§ **Requirements**: Go through the entries below and print each one exactly, leaving out pictures.

— start of Extracted entries —

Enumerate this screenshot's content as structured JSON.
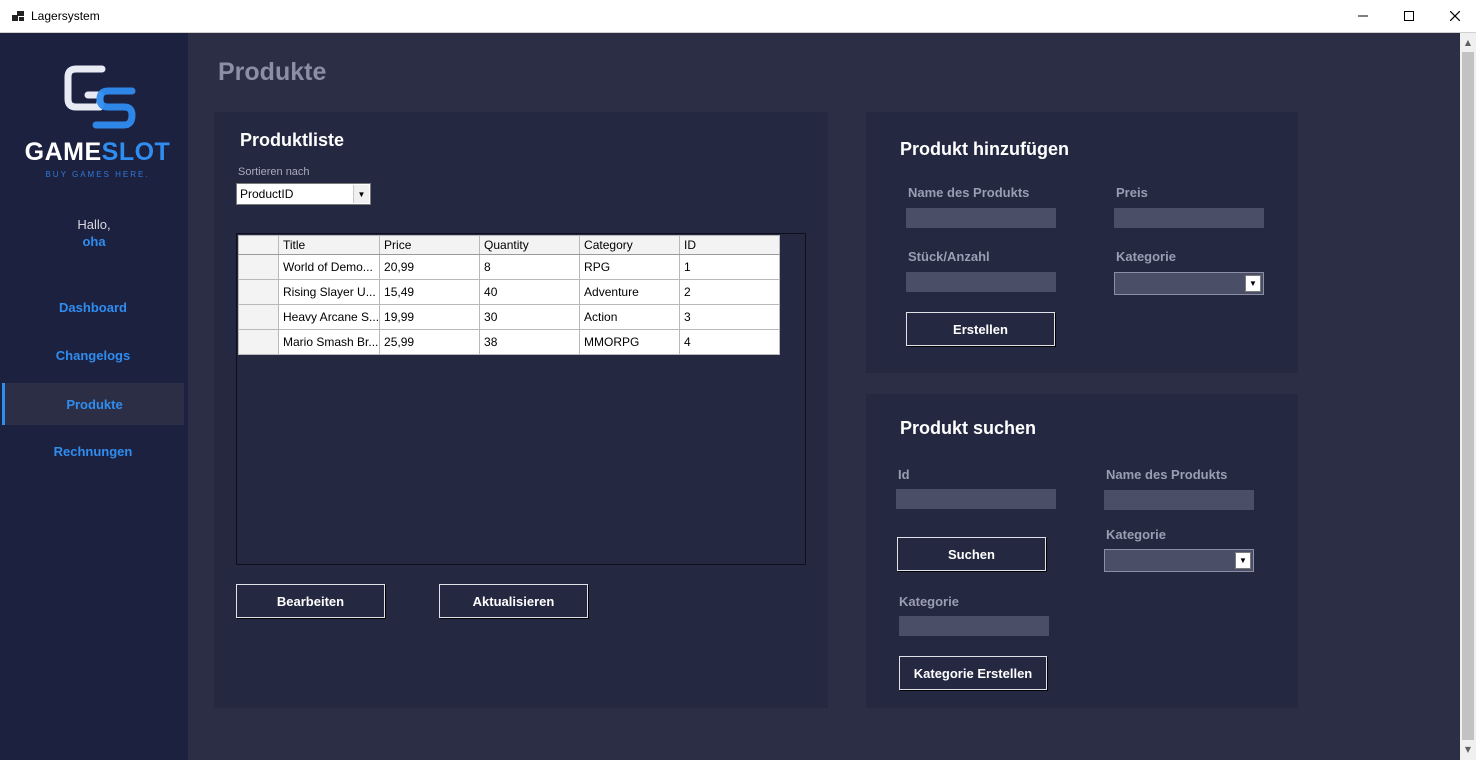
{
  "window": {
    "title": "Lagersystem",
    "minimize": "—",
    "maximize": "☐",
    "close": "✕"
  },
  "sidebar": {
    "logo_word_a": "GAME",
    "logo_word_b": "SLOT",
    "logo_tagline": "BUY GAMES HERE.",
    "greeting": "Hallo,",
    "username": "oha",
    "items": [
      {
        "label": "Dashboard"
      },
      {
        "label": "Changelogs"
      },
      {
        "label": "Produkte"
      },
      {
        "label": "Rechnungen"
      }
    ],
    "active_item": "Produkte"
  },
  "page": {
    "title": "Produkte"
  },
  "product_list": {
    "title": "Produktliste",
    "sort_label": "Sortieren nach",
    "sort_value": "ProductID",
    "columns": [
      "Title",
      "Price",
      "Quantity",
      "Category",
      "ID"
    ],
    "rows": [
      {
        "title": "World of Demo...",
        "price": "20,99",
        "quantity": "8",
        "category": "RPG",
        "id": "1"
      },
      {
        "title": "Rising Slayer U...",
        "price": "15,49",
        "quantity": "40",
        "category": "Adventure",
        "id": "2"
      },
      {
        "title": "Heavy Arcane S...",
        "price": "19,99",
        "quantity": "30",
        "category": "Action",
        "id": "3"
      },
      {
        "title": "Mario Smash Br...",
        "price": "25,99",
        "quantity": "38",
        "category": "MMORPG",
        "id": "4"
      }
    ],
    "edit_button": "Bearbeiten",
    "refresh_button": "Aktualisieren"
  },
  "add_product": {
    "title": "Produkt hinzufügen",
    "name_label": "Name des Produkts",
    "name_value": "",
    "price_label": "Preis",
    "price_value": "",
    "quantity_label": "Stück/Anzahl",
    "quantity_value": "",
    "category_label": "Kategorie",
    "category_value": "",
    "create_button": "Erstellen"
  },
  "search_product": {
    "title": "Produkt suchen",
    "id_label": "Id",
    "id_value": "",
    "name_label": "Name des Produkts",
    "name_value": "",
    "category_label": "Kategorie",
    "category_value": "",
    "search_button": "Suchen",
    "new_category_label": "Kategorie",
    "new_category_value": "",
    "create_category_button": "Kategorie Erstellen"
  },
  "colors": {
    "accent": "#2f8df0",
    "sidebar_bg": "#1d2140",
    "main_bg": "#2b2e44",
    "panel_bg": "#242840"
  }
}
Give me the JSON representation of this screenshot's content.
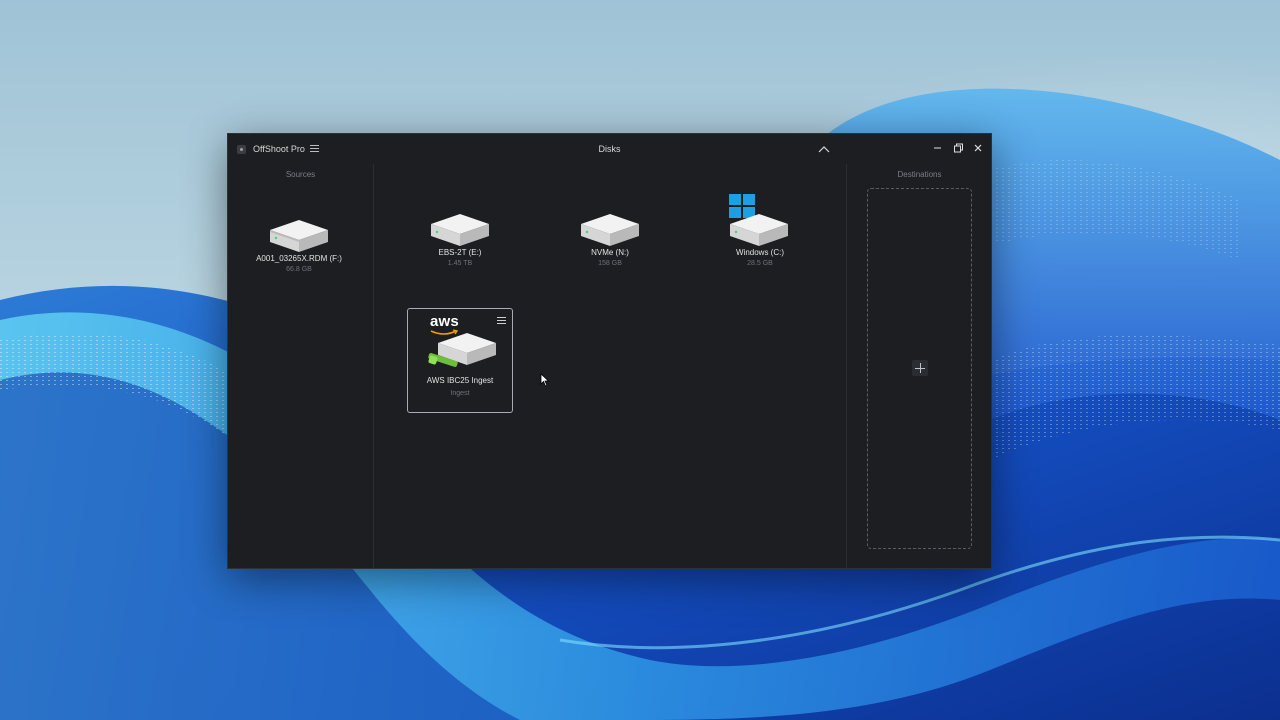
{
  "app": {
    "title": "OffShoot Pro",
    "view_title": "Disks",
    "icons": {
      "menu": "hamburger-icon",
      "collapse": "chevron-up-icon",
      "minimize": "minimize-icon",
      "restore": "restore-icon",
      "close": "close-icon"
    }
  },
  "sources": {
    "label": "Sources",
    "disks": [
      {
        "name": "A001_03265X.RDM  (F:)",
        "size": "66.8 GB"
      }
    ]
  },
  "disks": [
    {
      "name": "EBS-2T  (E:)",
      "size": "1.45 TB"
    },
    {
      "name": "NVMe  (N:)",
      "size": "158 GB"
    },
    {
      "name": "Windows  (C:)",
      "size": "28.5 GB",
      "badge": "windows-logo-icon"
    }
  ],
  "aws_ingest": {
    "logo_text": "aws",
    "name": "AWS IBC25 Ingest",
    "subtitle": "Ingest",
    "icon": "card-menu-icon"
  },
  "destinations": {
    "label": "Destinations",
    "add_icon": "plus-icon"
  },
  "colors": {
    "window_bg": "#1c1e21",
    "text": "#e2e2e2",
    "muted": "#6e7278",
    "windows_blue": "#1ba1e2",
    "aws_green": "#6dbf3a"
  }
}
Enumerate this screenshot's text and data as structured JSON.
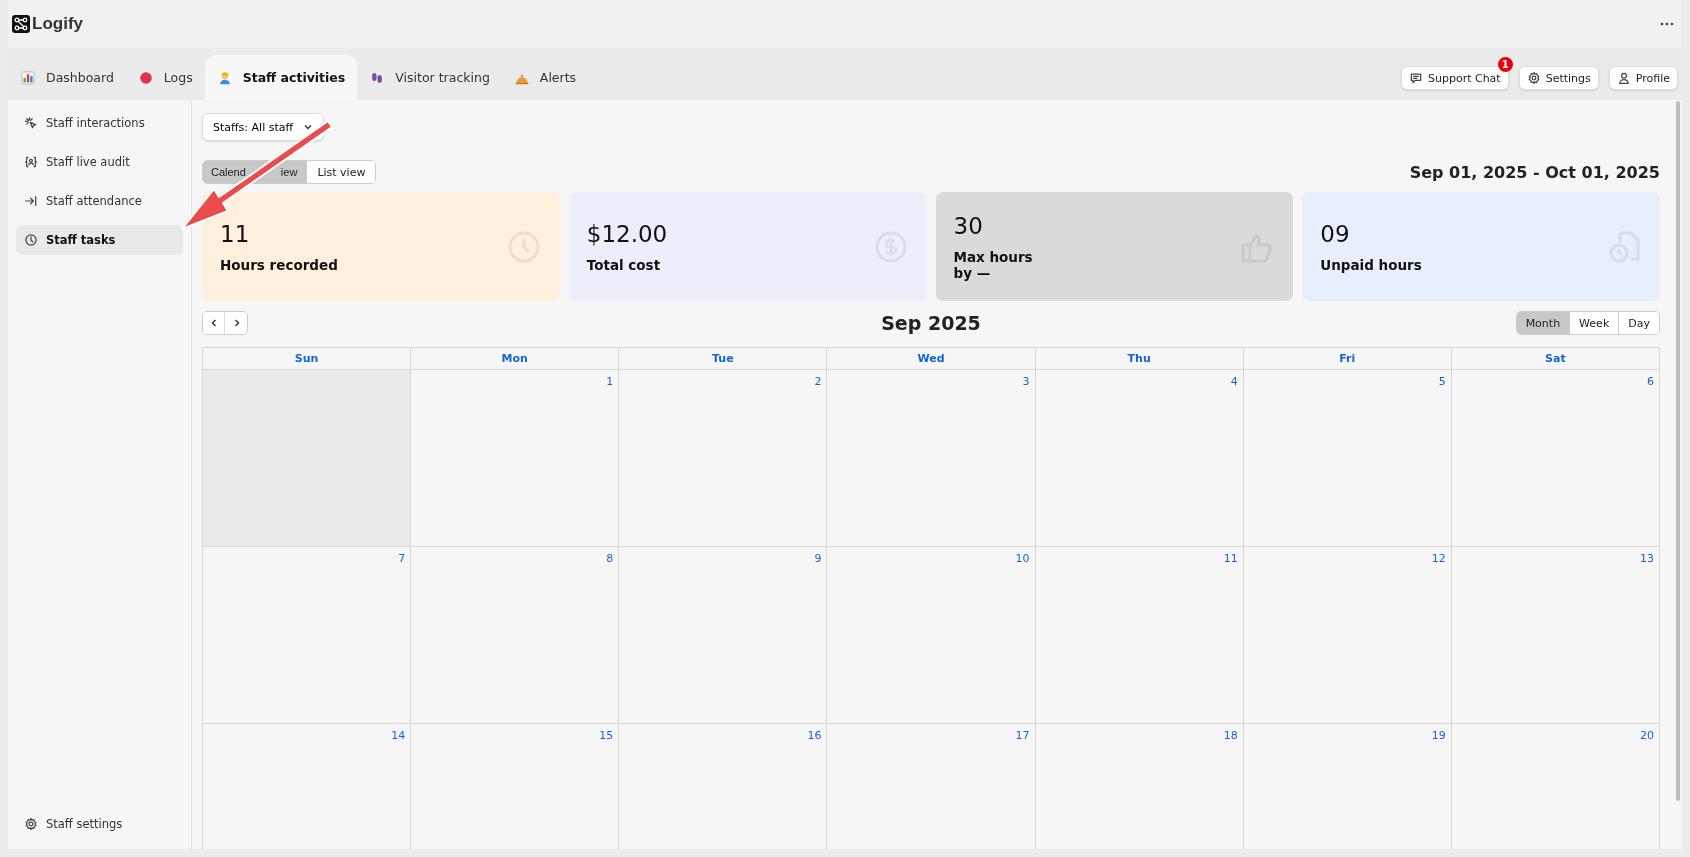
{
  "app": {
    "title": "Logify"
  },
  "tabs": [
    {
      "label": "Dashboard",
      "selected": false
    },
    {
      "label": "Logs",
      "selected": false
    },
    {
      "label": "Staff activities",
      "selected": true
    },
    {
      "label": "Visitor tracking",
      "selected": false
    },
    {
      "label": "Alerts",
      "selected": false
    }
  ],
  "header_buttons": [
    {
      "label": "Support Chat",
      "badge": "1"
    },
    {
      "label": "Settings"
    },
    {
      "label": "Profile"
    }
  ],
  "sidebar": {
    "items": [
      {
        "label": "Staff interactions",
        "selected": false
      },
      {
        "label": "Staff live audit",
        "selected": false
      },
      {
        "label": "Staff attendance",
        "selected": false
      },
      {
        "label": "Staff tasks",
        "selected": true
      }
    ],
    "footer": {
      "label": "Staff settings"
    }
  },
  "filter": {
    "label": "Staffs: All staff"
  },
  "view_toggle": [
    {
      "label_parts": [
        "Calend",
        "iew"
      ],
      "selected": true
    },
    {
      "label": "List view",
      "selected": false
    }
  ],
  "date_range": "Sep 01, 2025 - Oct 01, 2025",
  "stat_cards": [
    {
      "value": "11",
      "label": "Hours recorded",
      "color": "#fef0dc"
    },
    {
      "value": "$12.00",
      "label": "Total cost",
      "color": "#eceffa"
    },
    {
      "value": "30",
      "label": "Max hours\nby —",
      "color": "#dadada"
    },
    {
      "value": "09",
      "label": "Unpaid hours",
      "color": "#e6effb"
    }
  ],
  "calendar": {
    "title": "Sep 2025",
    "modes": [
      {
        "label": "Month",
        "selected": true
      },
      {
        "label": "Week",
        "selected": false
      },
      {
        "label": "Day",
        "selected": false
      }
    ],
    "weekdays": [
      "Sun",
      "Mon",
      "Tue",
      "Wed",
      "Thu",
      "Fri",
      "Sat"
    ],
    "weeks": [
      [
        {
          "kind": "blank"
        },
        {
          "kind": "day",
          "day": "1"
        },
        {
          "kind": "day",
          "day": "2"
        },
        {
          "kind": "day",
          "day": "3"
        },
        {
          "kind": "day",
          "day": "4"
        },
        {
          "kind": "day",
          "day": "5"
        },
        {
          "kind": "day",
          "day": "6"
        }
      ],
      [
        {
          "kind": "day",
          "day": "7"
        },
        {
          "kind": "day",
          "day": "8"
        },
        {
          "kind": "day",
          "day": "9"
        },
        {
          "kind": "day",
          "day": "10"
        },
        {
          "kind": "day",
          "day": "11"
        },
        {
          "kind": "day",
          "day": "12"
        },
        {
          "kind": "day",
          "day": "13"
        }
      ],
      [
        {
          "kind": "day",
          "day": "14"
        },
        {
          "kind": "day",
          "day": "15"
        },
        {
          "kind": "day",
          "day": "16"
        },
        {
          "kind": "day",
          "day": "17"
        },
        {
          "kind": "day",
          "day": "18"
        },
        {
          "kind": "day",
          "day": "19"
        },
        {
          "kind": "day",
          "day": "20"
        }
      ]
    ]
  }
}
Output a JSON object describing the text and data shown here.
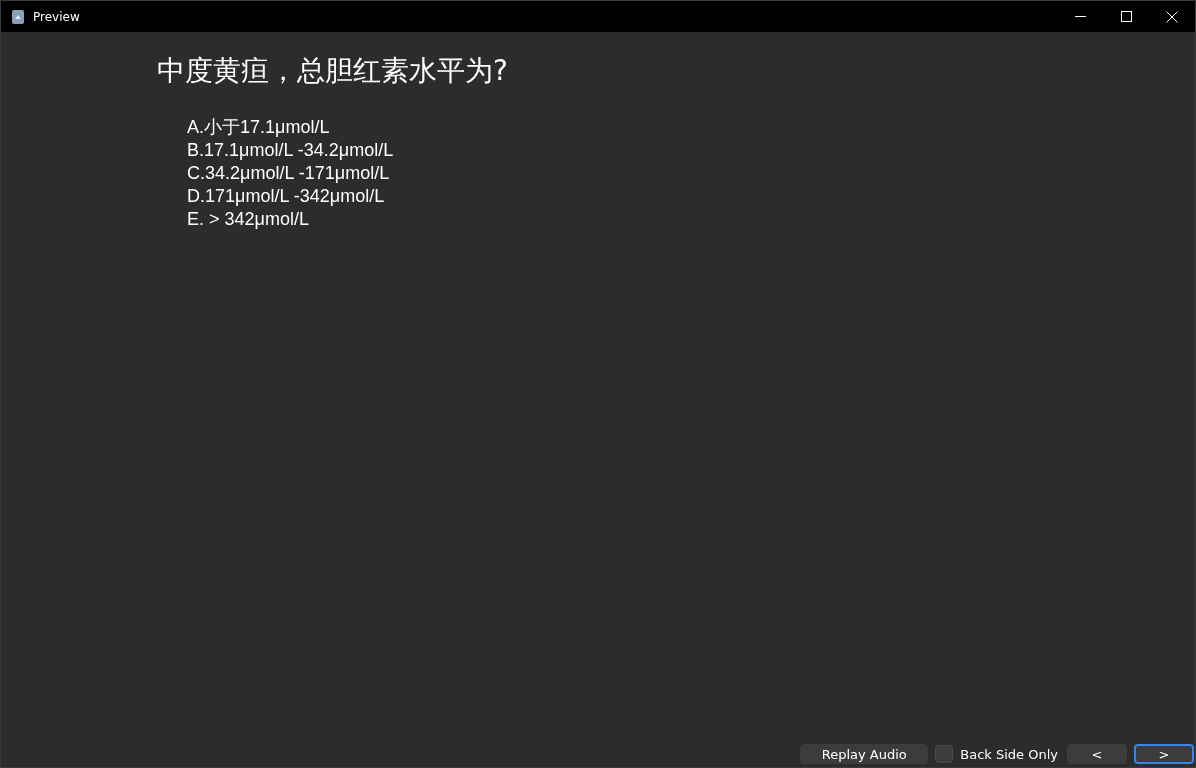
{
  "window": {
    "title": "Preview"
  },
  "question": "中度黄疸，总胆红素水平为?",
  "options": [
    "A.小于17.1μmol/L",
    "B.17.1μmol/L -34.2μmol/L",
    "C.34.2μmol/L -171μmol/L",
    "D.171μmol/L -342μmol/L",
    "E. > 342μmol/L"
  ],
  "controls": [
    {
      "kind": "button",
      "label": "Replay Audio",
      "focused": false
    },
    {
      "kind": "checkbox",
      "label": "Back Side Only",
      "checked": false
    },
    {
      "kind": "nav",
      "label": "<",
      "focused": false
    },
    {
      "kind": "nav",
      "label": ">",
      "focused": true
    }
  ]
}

— end of Extracted entries —

§ **Answer to this problem**:
Enumerate this screenshot's content as structured JSON.
{
  "window": {
    "title": "Lagersystem",
    "minimize": "—",
    "maximize": "☐",
    "close": "✕"
  },
  "sidebar": {
    "logo_word_a": "GAME",
    "logo_word_b": "SLOT",
    "logo_tagline": "BUY GAMES HERE.",
    "greeting": "Hallo,",
    "username": "oha",
    "items": [
      {
        "label": "Dashboard"
      },
      {
        "label": "Changelogs"
      },
      {
        "label": "Produkte"
      },
      {
        "label": "Rechnungen"
      }
    ],
    "active_item": "Produkte"
  },
  "page": {
    "title": "Produkte"
  },
  "product_list": {
    "title": "Produktliste",
    "sort_label": "Sortieren nach",
    "sort_value": "ProductID",
    "columns": [
      "Title",
      "Price",
      "Quantity",
      "Category",
      "ID"
    ],
    "rows": [
      {
        "title": "World of Demo...",
        "price": "20,99",
        "quantity": "8",
        "category": "RPG",
        "id": "1"
      },
      {
        "title": "Rising Slayer U...",
        "price": "15,49",
        "quantity": "40",
        "category": "Adventure",
        "id": "2"
      },
      {
        "title": "Heavy Arcane S...",
        "price": "19,99",
        "quantity": "30",
        "category": "Action",
        "id": "3"
      },
      {
        "title": "Mario Smash Br...",
        "price": "25,99",
        "quantity": "38",
        "category": "MMORPG",
        "id": "4"
      }
    ],
    "edit_button": "Bearbeiten",
    "refresh_button": "Aktualisieren"
  },
  "add_product": {
    "title": "Produkt hinzufügen",
    "name_label": "Name des Produkts",
    "name_value": "",
    "price_label": "Preis",
    "price_value": "",
    "quantity_label": "Stück/Anzahl",
    "quantity_value": "",
    "category_label": "Kategorie",
    "category_value": "",
    "create_button": "Erstellen"
  },
  "search_product": {
    "title": "Produkt suchen",
    "id_label": "Id",
    "id_value": "",
    "name_label": "Name des Produkts",
    "name_value": "",
    "category_label": "Kategorie",
    "category_value": "",
    "search_button": "Suchen",
    "new_category_label": "Kategorie",
    "new_category_value": "",
    "create_category_button": "Kategorie Erstellen"
  },
  "colors": {
    "accent": "#2f8df0",
    "sidebar_bg": "#1d2140",
    "main_bg": "#2b2e44",
    "panel_bg": "#242840"
  }
}
Give me the JSON representation of this screenshot's content.
{
  "app": {
    "title": "OffShoot Pro",
    "view_title": "Disks",
    "icons": {
      "menu": "hamburger-icon",
      "collapse": "chevron-up-icon",
      "minimize": "minimize-icon",
      "restore": "restore-icon",
      "close": "close-icon"
    }
  },
  "sources": {
    "label": "Sources",
    "disks": [
      {
        "name": "A001_03265X.RDM  (F:)",
        "size": "66.8 GB"
      }
    ]
  },
  "disks": [
    {
      "name": "EBS-2T  (E:)",
      "size": "1.45 TB"
    },
    {
      "name": "NVMe  (N:)",
      "size": "158 GB"
    },
    {
      "name": "Windows  (C:)",
      "size": "28.5 GB",
      "badge": "windows-logo-icon"
    }
  ],
  "aws_ingest": {
    "logo_text": "aws",
    "name": "AWS IBC25 Ingest",
    "subtitle": "Ingest",
    "icon": "card-menu-icon"
  },
  "destinations": {
    "label": "Destinations",
    "add_icon": "plus-icon"
  },
  "colors": {
    "window_bg": "#1c1e21",
    "text": "#e2e2e2",
    "muted": "#6e7278",
    "windows_blue": "#1ba1e2",
    "aws_green": "#6dbf3a"
  }
}
Enumerate this screenshot's text and data as structured JSON.
{
  "app": {
    "title": "Logify"
  },
  "tabs": [
    {
      "label": "Dashboard",
      "selected": false
    },
    {
      "label": "Logs",
      "selected": false
    },
    {
      "label": "Staff activities",
      "selected": true
    },
    {
      "label": "Visitor tracking",
      "selected": false
    },
    {
      "label": "Alerts",
      "selected": false
    }
  ],
  "header_buttons": [
    {
      "label": "Support Chat",
      "badge": "1"
    },
    {
      "label": "Settings"
    },
    {
      "label": "Profile"
    }
  ],
  "sidebar": {
    "items": [
      {
        "label": "Staff interactions",
        "selected": false
      },
      {
        "label": "Staff live audit",
        "selected": false
      },
      {
        "label": "Staff attendance",
        "selected": false
      },
      {
        "label": "Staff tasks",
        "selected": true
      }
    ],
    "footer": {
      "label": "Staff settings"
    }
  },
  "filter": {
    "label": "Staffs: All staff"
  },
  "view_toggle": [
    {
      "label_parts": [
        "Calend",
        "iew"
      ],
      "selected": true
    },
    {
      "label": "List view",
      "selected": false
    }
  ],
  "date_range": "Sep 01, 2025 - Oct 01, 2025",
  "stat_cards": [
    {
      "value": "11",
      "label": "Hours recorded",
      "color": "#fef0dc"
    },
    {
      "value": "$12.00",
      "label": "Total cost",
      "color": "#eceffa"
    },
    {
      "value": "30",
      "label": "Max hours\nby —",
      "color": "#dadada"
    },
    {
      "value": "09",
      "label": "Unpaid hours",
      "color": "#e6effb"
    }
  ],
  "calendar": {
    "title": "Sep 2025",
    "modes": [
      {
        "label": "Month",
        "selected": true
      },
      {
        "label": "Week",
        "selected": false
      },
      {
        "label": "Day",
        "selected": false
      }
    ],
    "weekdays": [
      "Sun",
      "Mon",
      "Tue",
      "Wed",
      "Thu",
      "Fri",
      "Sat"
    ],
    "weeks": [
      [
        {
          "kind": "blank"
        },
        {
          "kind": "day",
          "day": "1"
        },
        {
          "kind": "day",
          "day": "2"
        },
        {
          "kind": "day",
          "day": "3"
        },
        {
          "kind": "day",
          "day": "4"
        },
        {
          "kind": "day",
          "day": "5"
        },
        {
          "kind": "day",
          "day": "6"
        }
      ],
      [
        {
          "kind": "day",
          "day": "7"
        },
        {
          "kind": "day",
          "day": "8"
        },
        {
          "kind": "day",
          "day": "9"
        },
        {
          "kind": "day",
          "day": "10"
        },
        {
          "kind": "day",
          "day": "11"
        },
        {
          "kind": "day",
          "day": "12"
        },
        {
          "kind": "day",
          "day": "13"
        }
      ],
      [
        {
          "kind": "day",
          "day": "14"
        },
        {
          "kind": "day",
          "day": "15"
        },
        {
          "kind": "day",
          "day": "16"
        },
        {
          "kind": "day",
          "day": "17"
        },
        {
          "kind": "day",
          "day": "18"
        },
        {
          "kind": "day",
          "day": "19"
        },
        {
          "kind": "day",
          "day": "20"
        }
      ]
    ]
  }
}
Output a JSON object describing the text and data shown here.
{
  "window": {
    "title": "Preview"
  },
  "question": "中度黄疸，总胆红素水平为?",
  "options": [
    "A.小于17.1μmol/L",
    "B.17.1μmol/L -34.2μmol/L",
    "C.34.2μmol/L -171μmol/L",
    "D.171μmol/L -342μmol/L",
    "E. > 342μmol/L"
  ],
  "controls": [
    {
      "kind": "button",
      "label": "Replay Audio",
      "focused": false
    },
    {
      "kind": "checkbox",
      "label": "Back Side Only",
      "checked": false
    },
    {
      "kind": "nav",
      "label": "<",
      "focused": false
    },
    {
      "kind": "nav",
      "label": ">",
      "focused": true
    }
  ]
}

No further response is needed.